Collection entries:
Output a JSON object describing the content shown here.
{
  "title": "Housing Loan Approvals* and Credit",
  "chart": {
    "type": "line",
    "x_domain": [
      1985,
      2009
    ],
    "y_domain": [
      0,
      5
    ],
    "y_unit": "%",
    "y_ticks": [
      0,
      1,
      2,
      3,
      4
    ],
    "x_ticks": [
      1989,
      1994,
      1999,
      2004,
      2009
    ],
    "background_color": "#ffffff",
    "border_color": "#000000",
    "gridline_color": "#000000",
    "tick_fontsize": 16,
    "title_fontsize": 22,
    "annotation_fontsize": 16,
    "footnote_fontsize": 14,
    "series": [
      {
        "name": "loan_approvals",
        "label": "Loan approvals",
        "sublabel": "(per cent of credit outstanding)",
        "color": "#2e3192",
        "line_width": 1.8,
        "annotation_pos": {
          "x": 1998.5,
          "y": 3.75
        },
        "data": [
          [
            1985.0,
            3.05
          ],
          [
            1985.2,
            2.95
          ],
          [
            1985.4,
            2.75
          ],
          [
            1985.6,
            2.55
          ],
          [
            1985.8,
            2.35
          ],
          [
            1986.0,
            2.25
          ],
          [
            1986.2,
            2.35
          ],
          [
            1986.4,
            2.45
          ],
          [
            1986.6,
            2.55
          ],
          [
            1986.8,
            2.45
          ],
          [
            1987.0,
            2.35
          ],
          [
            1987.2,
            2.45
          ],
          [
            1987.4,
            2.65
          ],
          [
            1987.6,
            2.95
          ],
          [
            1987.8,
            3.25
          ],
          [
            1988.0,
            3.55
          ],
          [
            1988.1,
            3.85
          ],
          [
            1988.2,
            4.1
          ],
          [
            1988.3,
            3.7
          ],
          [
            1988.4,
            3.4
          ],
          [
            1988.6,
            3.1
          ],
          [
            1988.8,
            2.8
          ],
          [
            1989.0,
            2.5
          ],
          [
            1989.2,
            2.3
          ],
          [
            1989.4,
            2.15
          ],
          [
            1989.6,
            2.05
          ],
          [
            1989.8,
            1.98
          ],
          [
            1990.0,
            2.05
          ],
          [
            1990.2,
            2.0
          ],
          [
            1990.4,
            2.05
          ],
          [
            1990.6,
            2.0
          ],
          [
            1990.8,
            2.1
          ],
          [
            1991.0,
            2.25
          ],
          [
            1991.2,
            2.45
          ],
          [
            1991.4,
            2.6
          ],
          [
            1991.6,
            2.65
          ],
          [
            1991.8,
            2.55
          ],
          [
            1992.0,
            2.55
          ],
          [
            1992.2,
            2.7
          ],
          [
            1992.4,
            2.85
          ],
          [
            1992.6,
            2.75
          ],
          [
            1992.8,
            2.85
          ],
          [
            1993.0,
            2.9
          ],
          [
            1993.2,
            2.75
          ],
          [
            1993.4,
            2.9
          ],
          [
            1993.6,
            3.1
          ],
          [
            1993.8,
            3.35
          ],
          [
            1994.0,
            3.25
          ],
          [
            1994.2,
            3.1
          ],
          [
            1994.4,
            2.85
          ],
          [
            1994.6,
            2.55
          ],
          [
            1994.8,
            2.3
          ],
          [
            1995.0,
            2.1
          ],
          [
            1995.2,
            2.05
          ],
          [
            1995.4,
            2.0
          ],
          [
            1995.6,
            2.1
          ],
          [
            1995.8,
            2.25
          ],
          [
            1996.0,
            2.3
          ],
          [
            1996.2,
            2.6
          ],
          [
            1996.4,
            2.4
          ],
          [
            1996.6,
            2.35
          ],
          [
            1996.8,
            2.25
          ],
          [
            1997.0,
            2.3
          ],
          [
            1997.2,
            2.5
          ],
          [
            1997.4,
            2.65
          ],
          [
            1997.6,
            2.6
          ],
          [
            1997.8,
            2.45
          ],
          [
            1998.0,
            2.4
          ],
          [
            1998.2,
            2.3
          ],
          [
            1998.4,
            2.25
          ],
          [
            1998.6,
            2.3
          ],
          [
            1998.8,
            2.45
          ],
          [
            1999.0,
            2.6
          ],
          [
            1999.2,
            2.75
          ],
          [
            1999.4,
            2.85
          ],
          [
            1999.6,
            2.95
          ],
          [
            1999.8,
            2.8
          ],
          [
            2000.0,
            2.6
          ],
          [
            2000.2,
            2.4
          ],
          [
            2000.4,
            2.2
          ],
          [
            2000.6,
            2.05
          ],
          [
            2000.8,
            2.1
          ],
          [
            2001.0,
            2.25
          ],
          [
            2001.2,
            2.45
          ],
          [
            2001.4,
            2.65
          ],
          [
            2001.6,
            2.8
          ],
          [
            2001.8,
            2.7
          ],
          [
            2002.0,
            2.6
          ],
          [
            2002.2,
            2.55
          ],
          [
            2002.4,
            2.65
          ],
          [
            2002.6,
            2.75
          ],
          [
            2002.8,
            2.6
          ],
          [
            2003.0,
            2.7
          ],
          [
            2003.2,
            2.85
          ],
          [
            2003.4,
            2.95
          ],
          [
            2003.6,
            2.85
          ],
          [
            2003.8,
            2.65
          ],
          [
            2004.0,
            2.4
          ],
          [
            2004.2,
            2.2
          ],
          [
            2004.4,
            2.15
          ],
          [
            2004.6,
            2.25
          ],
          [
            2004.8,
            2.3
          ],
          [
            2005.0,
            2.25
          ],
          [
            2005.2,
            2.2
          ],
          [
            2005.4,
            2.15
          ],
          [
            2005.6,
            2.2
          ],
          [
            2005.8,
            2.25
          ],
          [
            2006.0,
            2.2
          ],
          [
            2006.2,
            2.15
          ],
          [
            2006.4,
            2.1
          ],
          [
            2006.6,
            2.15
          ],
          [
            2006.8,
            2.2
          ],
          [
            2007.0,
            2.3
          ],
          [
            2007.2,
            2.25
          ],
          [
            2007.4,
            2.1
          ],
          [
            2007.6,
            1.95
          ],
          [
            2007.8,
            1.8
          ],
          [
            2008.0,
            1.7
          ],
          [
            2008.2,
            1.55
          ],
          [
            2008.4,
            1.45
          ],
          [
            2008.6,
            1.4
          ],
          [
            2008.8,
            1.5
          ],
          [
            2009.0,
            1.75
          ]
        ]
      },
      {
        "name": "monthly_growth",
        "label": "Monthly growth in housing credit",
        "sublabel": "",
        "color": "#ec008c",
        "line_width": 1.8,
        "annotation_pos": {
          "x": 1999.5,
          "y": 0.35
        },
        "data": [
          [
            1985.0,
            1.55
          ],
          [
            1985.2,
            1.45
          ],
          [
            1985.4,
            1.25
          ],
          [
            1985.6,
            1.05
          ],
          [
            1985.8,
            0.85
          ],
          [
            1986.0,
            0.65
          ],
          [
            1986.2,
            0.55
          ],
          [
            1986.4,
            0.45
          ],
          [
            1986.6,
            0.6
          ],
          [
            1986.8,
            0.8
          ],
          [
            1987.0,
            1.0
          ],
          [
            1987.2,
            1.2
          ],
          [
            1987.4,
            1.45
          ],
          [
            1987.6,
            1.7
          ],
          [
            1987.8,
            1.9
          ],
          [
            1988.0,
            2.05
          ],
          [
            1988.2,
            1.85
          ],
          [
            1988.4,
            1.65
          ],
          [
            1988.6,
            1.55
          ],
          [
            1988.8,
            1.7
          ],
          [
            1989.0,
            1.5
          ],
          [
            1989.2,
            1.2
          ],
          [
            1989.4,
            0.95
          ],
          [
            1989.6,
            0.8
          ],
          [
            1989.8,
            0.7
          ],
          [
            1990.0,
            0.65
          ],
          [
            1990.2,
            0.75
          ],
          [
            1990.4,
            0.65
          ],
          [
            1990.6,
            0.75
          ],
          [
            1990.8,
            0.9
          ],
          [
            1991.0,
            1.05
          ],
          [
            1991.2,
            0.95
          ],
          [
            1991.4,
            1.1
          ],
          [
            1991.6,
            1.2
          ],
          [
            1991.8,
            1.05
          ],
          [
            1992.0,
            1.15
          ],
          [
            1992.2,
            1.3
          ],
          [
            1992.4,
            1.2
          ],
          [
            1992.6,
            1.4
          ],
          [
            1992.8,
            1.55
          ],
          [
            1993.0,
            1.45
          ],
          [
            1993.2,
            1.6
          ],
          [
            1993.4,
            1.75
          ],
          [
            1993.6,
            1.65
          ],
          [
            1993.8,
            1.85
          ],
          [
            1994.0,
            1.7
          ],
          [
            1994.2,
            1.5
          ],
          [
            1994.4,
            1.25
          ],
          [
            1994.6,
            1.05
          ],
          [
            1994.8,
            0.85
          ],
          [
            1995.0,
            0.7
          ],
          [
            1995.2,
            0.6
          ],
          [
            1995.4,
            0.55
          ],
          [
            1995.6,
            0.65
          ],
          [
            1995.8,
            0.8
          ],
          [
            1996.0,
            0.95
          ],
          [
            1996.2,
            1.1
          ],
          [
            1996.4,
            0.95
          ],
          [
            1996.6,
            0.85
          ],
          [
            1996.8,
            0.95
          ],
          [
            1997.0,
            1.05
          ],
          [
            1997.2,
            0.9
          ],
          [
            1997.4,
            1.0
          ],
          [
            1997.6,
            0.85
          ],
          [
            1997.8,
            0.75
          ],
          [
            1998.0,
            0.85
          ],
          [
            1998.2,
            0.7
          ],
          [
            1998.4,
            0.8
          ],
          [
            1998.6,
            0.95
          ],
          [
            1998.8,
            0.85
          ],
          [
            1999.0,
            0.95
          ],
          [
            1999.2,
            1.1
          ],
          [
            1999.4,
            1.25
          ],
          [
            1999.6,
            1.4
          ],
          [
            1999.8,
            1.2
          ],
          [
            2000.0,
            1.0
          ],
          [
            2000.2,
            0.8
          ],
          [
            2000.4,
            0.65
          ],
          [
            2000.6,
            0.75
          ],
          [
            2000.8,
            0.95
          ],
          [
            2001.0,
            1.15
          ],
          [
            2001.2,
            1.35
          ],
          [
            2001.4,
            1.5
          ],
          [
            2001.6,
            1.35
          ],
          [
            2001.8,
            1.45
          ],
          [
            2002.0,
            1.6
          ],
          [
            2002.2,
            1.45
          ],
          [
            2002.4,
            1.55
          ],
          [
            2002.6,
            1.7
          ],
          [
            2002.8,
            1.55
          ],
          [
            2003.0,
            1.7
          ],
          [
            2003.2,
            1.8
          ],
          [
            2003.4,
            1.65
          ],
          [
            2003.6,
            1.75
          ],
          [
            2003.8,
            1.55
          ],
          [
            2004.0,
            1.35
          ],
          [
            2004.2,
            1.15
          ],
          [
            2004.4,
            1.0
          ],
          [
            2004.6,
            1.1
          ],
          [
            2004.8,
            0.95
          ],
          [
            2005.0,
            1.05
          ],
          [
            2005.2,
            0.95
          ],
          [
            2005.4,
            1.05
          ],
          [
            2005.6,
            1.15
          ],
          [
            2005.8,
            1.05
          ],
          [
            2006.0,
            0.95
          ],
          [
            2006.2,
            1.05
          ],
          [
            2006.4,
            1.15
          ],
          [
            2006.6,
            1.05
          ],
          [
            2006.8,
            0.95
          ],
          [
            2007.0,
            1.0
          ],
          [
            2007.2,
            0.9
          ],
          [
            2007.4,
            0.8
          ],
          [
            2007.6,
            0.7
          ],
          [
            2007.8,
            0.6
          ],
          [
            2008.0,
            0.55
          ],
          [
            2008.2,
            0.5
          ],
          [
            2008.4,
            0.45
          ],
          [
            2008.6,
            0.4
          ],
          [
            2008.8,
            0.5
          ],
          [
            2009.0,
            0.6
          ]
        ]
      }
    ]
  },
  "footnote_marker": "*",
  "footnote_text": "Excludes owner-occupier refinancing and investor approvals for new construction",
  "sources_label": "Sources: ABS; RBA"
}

WRITTEN PROBLEM: Track down every line with the word "name" and copy it.

ANSWER TO THIS EXERCISE:
        "name": "loan_approvals",
        "name": "monthly_growth",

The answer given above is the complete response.